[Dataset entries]
>>>>>

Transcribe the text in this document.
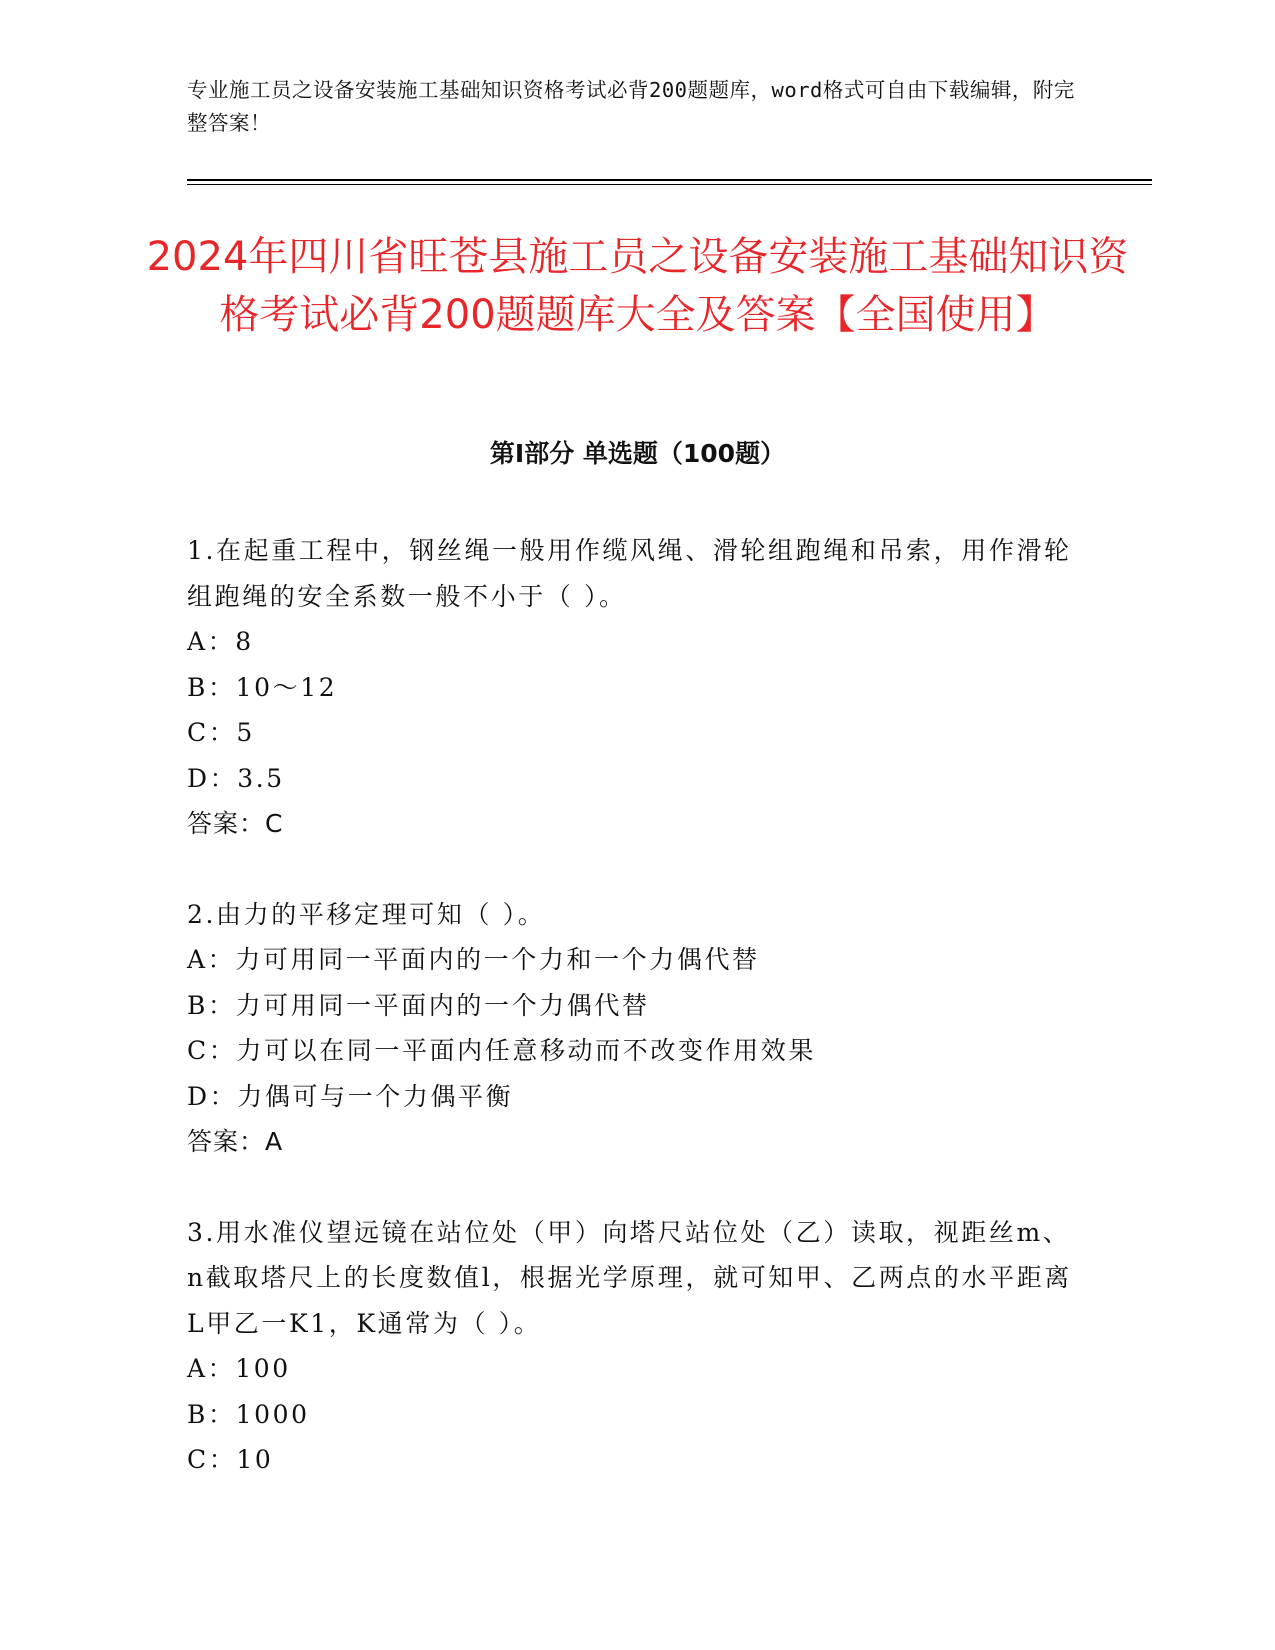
专业施工员之设备安装施工基础知识资格考试必背200题题库，word格式可自由下载编辑，附完整答案！
2024年四川省旺苍县施工员之设备安装施工基础知识资格考试必背200题题库大全及答案【全国使用】
第Ⅰ部分 单选题（100题）

1.在起重工程中，钢丝绳一般用作缆风绳、滑轮组跑绳和吊索，用作滑轮组跑绳的安全系数一般不小于（ ）。

A：8

B：10～12

C：5

D：3.5

答案：C

2.由力的平移定理可知（ ）。

A：力可用同一平面内的一个力和一个力偶代替

B：力可用同一平面内的一个力偶代替

C：力可以在同一平面内任意移动而不改变作用效果

D：力偶可与一个力偶平衡

答案：A

3.用水准仪望远镜在站位处（甲）向塔尺站位处（乙）读取，视距丝m、n截取塔尺上的长度数值l，根据光学原理，就可知甲、乙两点的水平距离L甲乙一K1，K通常为（ ）。

A：100

B：1000

C：10
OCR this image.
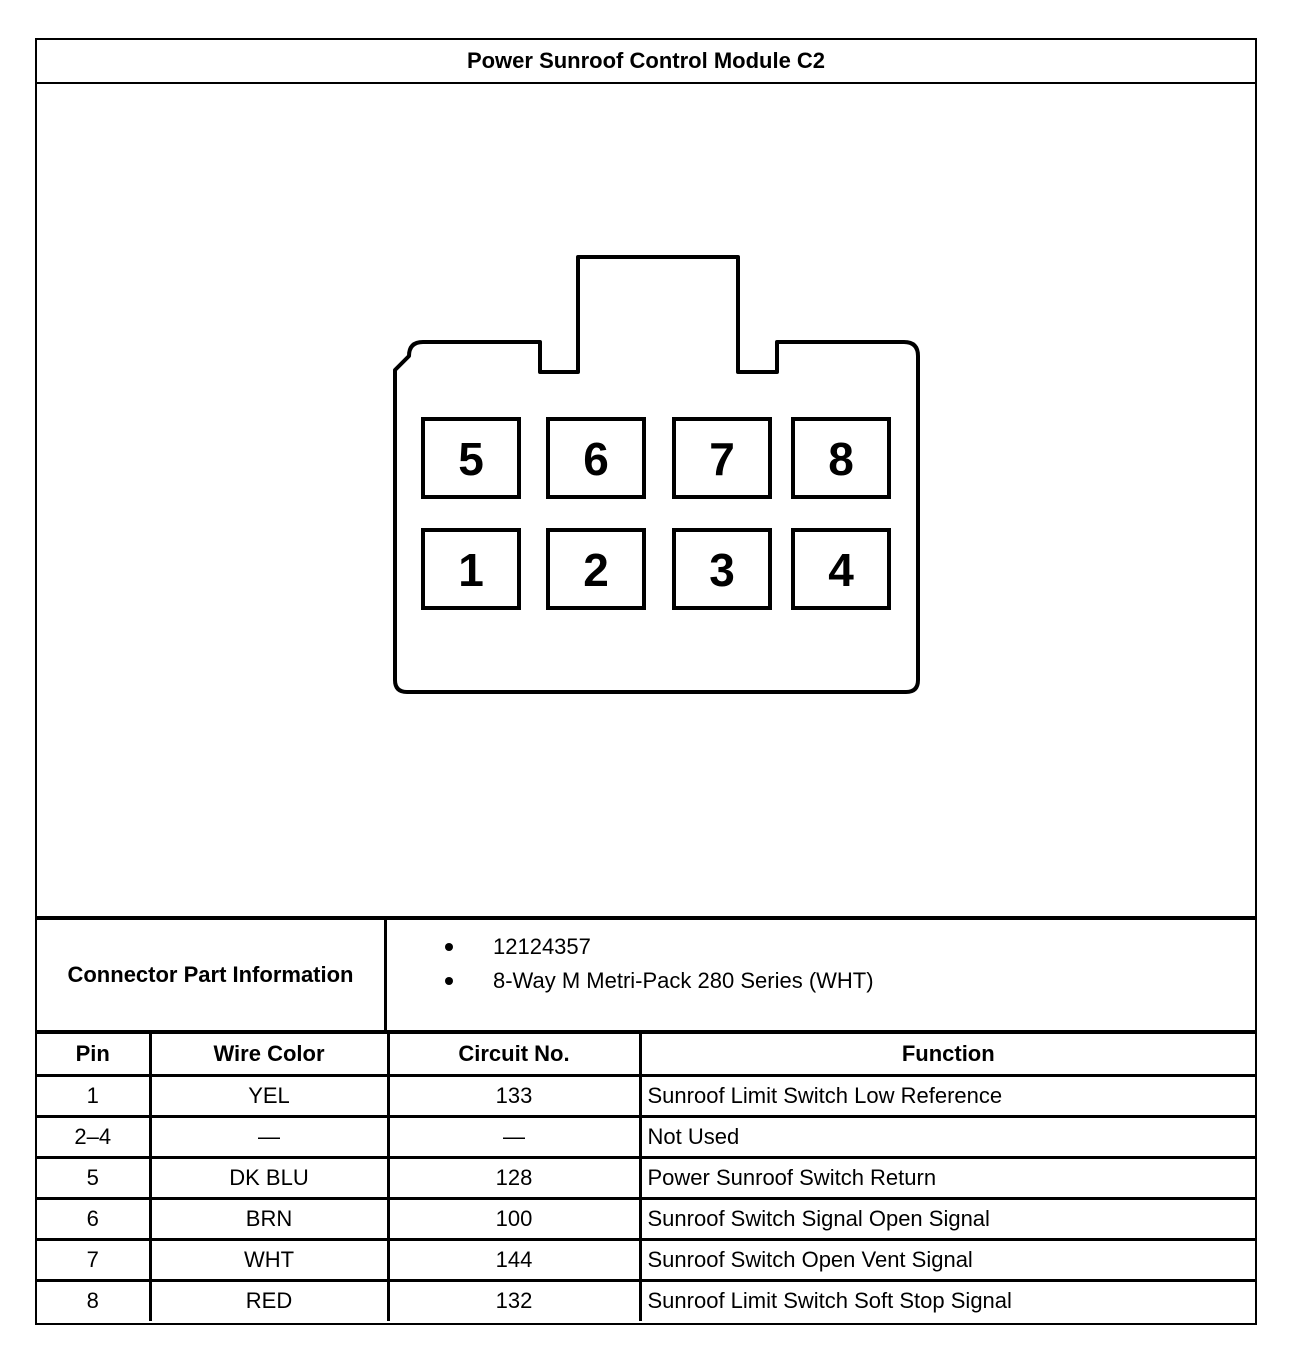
Power Sunroof Control Module C2
5 6 7 8
1 2 3 4
Connector Part Information
12124357
8-Way M Metri-Pack 280 Series (WHT)
Pin	Wire Color	Circuit No.	Function
1	YEL	133	Sunroof Limit Switch Low Reference
2–4	—	—	Not Used
5	DK BLU	128	Power Sunroof Switch Return
6	BRN	100	Sunroof Switch Signal Open Signal
7	WHT	144	Sunroof Switch Open Vent Signal
8	RED	132	Sunroof Limit Switch Soft Stop Signal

<<<<<

**BRIEF:**
Point out every line holding the string "Limit" and copy it.

**WORKED ANSWER:**
1	YEL	133	Sunroof Limit Switch Low Reference
8	RED	132	Sunroof Limit Switch Soft Stop Signal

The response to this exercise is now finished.